## Material provided
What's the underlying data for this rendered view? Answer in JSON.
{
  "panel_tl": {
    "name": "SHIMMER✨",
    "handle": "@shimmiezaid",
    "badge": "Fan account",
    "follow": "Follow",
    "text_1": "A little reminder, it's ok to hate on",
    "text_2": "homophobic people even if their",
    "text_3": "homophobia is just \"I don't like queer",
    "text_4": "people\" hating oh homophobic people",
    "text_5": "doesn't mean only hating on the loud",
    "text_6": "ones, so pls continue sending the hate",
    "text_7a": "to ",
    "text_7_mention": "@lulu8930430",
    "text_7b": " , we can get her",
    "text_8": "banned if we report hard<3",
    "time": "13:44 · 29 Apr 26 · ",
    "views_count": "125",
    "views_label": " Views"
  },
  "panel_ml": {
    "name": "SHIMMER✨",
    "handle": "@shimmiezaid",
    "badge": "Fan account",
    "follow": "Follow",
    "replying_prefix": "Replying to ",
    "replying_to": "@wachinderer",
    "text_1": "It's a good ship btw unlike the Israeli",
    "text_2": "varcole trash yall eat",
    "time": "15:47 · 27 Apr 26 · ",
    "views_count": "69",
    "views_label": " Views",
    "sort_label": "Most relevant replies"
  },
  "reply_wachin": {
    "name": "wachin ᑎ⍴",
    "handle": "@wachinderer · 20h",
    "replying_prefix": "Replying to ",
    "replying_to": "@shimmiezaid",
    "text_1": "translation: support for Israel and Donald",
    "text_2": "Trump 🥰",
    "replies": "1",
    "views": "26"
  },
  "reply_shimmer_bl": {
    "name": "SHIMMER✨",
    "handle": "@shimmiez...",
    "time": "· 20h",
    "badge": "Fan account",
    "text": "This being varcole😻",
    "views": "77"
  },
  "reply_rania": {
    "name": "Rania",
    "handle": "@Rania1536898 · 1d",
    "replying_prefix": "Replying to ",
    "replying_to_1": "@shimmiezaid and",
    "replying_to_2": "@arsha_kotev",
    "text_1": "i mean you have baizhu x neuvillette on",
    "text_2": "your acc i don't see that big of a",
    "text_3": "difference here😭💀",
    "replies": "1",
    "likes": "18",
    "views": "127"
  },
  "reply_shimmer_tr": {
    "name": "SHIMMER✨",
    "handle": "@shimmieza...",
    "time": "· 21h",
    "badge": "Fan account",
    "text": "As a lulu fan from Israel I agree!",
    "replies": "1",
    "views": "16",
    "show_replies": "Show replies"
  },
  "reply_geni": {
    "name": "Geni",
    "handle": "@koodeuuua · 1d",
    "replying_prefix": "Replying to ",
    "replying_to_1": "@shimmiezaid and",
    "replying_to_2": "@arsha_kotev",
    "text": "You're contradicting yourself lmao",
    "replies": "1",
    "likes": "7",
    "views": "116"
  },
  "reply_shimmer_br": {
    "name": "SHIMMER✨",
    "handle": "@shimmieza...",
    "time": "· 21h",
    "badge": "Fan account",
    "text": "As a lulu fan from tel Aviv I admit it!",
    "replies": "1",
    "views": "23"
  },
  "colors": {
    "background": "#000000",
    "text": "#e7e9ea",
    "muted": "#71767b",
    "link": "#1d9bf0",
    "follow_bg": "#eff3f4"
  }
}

## Brief
Repeat the material from above exactly, word for word.

## Completed task
What's the underlying data for this rendered view? Answer in JSON.
{
  "panel_tl": {
    "name": "SHIMMER✨",
    "handle": "@shimmiezaid",
    "badge": "Fan account",
    "follow": "Follow",
    "text_1": "A little reminder, it's ok to hate on",
    "text_2": "homophobic people even if their",
    "text_3": "homophobia is just \"I don't like queer",
    "text_4": "people\" hating oh homophobic people",
    "text_5": "doesn't mean only hating on the loud",
    "text_6": "ones, so pls continue sending the hate",
    "text_7a": "to ",
    "text_7_mention": "@lulu8930430",
    "text_7b": " , we can get her",
    "text_8": "banned if we report hard<3",
    "time": "13:44 · 29 Apr 26 · ",
    "views_count": "125",
    "views_label": " Views"
  },
  "panel_ml": {
    "name": "SHIMMER✨",
    "handle": "@shimmiezaid",
    "badge": "Fan account",
    "follow": "Follow",
    "replying_prefix": "Replying to ",
    "replying_to": "@wachinderer",
    "text_1": "It's a good ship btw unlike the Israeli",
    "text_2": "varcole trash yall eat",
    "time": "15:47 · 27 Apr 26 · ",
    "views_count": "69",
    "views_label": " Views",
    "sort_label": "Most relevant replies"
  },
  "reply_wachin": {
    "name": "wachin ᑎ⍴",
    "handle": "@wachinderer · 20h",
    "replying_prefix": "Replying to ",
    "replying_to": "@shimmiezaid",
    "text_1": "translation: support for Israel and Donald",
    "text_2": "Trump 🥰",
    "replies": "1",
    "views": "26"
  },
  "reply_shimmer_bl": {
    "name": "SHIMMER✨",
    "handle": "@shimmiez...",
    "time": "· 20h",
    "badge": "Fan account",
    "text": "This being varcole😻",
    "views": "77"
  },
  "reply_rania": {
    "name": "Rania",
    "handle": "@Rania1536898 · 1d",
    "replying_prefix": "Replying to ",
    "replying_to_1": "@shimmiezaid and",
    "replying_to_2": "@arsha_kotev",
    "text_1": "i mean you have baizhu x neuvillette on",
    "text_2": "your acc i don't see that big of a",
    "text_3": "difference here😭💀",
    "replies": "1",
    "likes": "18",
    "views": "127"
  },
  "reply_shimmer_tr": {
    "name": "SHIMMER✨",
    "handle": "@shimmieza...",
    "time": "· 21h",
    "badge": "Fan account",
    "text": "As a lulu fan from Israel I agree!",
    "replies": "1",
    "views": "16",
    "show_replies": "Show replies"
  },
  "reply_geni": {
    "name": "Geni",
    "handle": "@koodeuuua · 1d",
    "replying_prefix": "Replying to ",
    "replying_to_1": "@shimmiezaid and",
    "replying_to_2": "@arsha_kotev",
    "text": "You're contradicting yourself lmao",
    "replies": "1",
    "likes": "7",
    "views": "116"
  },
  "reply_shimmer_br": {
    "name": "SHIMMER✨",
    "handle": "@shimmieza...",
    "time": "· 21h",
    "badge": "Fan account",
    "text": "As a lulu fan from tel Aviv I admit it!",
    "replies": "1",
    "views": "23"
  },
  "colors": {
    "background": "#000000",
    "text": "#e7e9ea",
    "muted": "#71767b",
    "link": "#1d9bf0",
    "follow_bg": "#eff3f4"
  }
}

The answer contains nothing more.